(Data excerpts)
********

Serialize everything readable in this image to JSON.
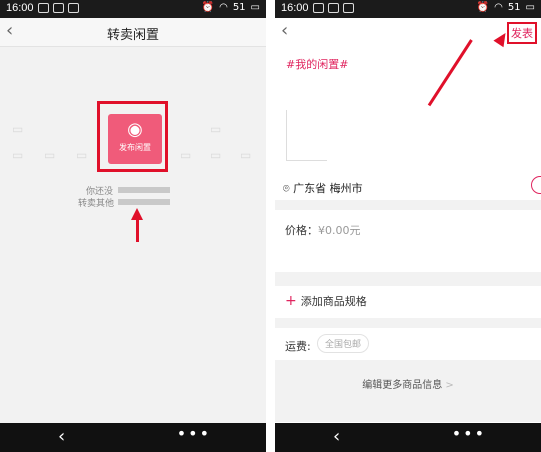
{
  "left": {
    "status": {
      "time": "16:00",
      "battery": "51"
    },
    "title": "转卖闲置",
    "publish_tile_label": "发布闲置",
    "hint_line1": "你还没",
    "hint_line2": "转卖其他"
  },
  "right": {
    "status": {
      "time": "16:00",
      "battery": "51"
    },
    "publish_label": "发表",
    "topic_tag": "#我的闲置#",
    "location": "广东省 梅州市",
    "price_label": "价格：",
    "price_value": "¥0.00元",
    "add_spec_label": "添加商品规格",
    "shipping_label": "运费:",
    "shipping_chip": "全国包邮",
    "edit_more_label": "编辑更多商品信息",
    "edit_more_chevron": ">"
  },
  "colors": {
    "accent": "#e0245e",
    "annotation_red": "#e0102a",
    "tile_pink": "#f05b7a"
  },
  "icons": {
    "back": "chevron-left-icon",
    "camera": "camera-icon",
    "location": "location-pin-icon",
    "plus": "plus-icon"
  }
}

********

Stated task
Repeat the data exactly in full, omitting its pictures.

Correct response
Serialize everything readable in this image to JSON.
{
  "left": {
    "status": {
      "time": "16:00",
      "battery": "51"
    },
    "title": "转卖闲置",
    "publish_tile_label": "发布闲置",
    "hint_line1": "你还没",
    "hint_line2": "转卖其他"
  },
  "right": {
    "status": {
      "time": "16:00",
      "battery": "51"
    },
    "publish_label": "发表",
    "topic_tag": "#我的闲置#",
    "location": "广东省 梅州市",
    "price_label": "价格：",
    "price_value": "¥0.00元",
    "add_spec_label": "添加商品规格",
    "shipping_label": "运费:",
    "shipping_chip": "全国包邮",
    "edit_more_label": "编辑更多商品信息",
    "edit_more_chevron": ">"
  },
  "colors": {
    "accent": "#e0245e",
    "annotation_red": "#e0102a",
    "tile_pink": "#f05b7a"
  },
  "icons": {
    "back": "chevron-left-icon",
    "camera": "camera-icon",
    "location": "location-pin-icon",
    "plus": "plus-icon"
  }
}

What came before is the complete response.